▶ **ENTRIES SHOWN**:
— Begin —

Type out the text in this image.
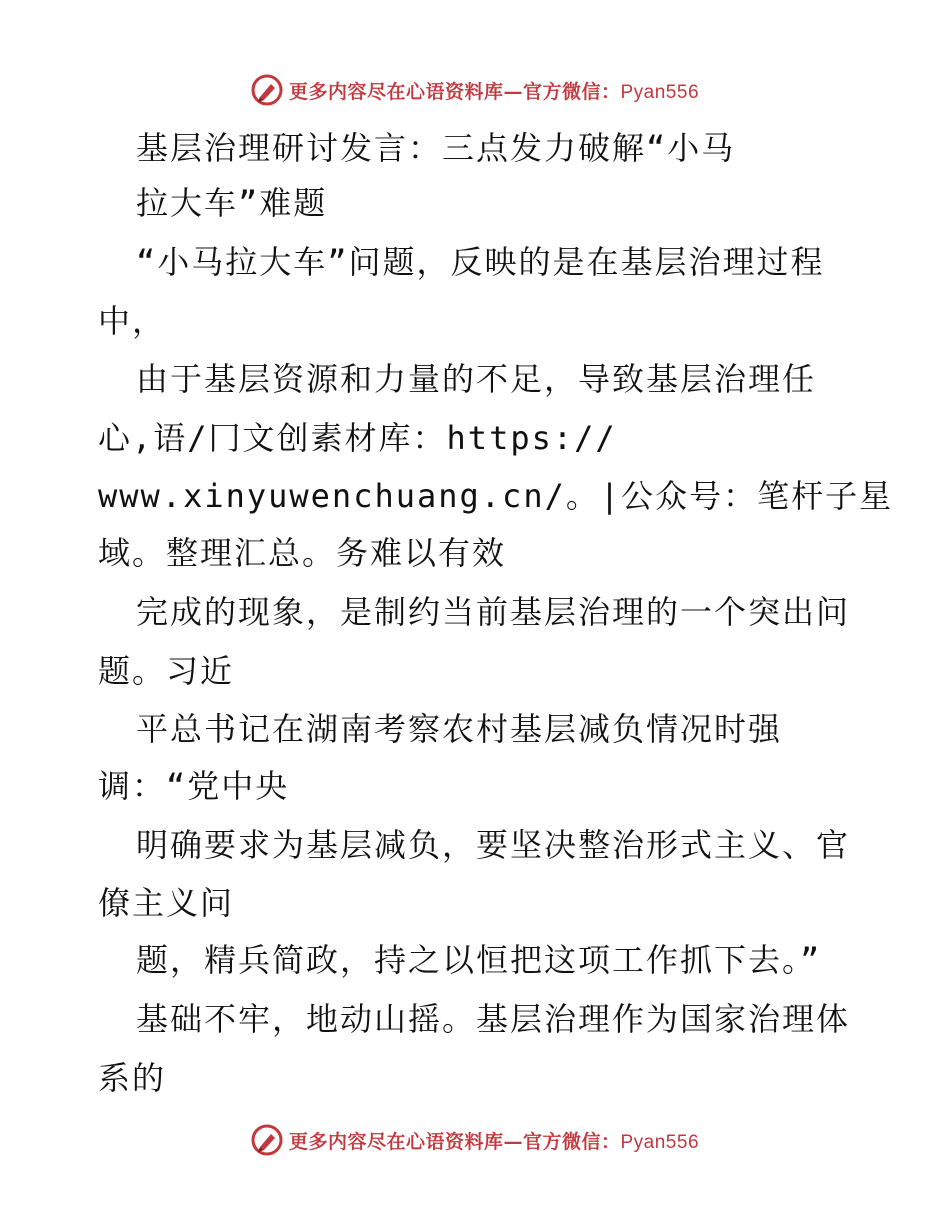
更多内容尽在心语资料库—官方微信：Pyan556
基层治理研讨发言：三点发力破解“小马
拉大车”难题
“小马拉大车”问题，反映的是在基层治理过程
中，
由于基层资源和力量的不足，导致基层治理任
心,语/冂文创素材库：https://
www.xinyuwenchuang.cn/。|公众号：笔杆子星
域。整理汇总。务难以有效
完成的现象，是制约当前基层治理的一个突出问
题。习近
平总书记在湖南考察农村基层减负情况时强
调：“党中央
明确要求为基层减负，要坚决整治形式主义、官
僚主义问
题，精兵简政，持之以恒把这项工作抓下去。”
基础不牢，地动山摇。基层治理作为国家治理体
系的
更多内容尽在心语资料库—官方微信：Pyan556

— End —

Give an exact copy of the material, leaving out every picture.

Type out the text in this image.
更多内容尽在心语资料库—官方微信：Pyan556
基层治理研讨发言：三点发力破解“小马
拉大车”难题
“小马拉大车”问题，反映的是在基层治理过程
中，
由于基层资源和力量的不足，导致基层治理任
心,语/冂文创素材库：https://
www.xinyuwenchuang.cn/。|公众号：笔杆子星
域。整理汇总。务难以有效
完成的现象，是制约当前基层治理的一个突出问
题。习近
平总书记在湖南考察农村基层减负情况时强
调：“党中央
明确要求为基层减负，要坚决整治形式主义、官
僚主义问
题，精兵简政，持之以恒把这项工作抓下去。”
基础不牢，地动山摇。基层治理作为国家治理体
系的
更多内容尽在心语资料库—官方微信：Pyan556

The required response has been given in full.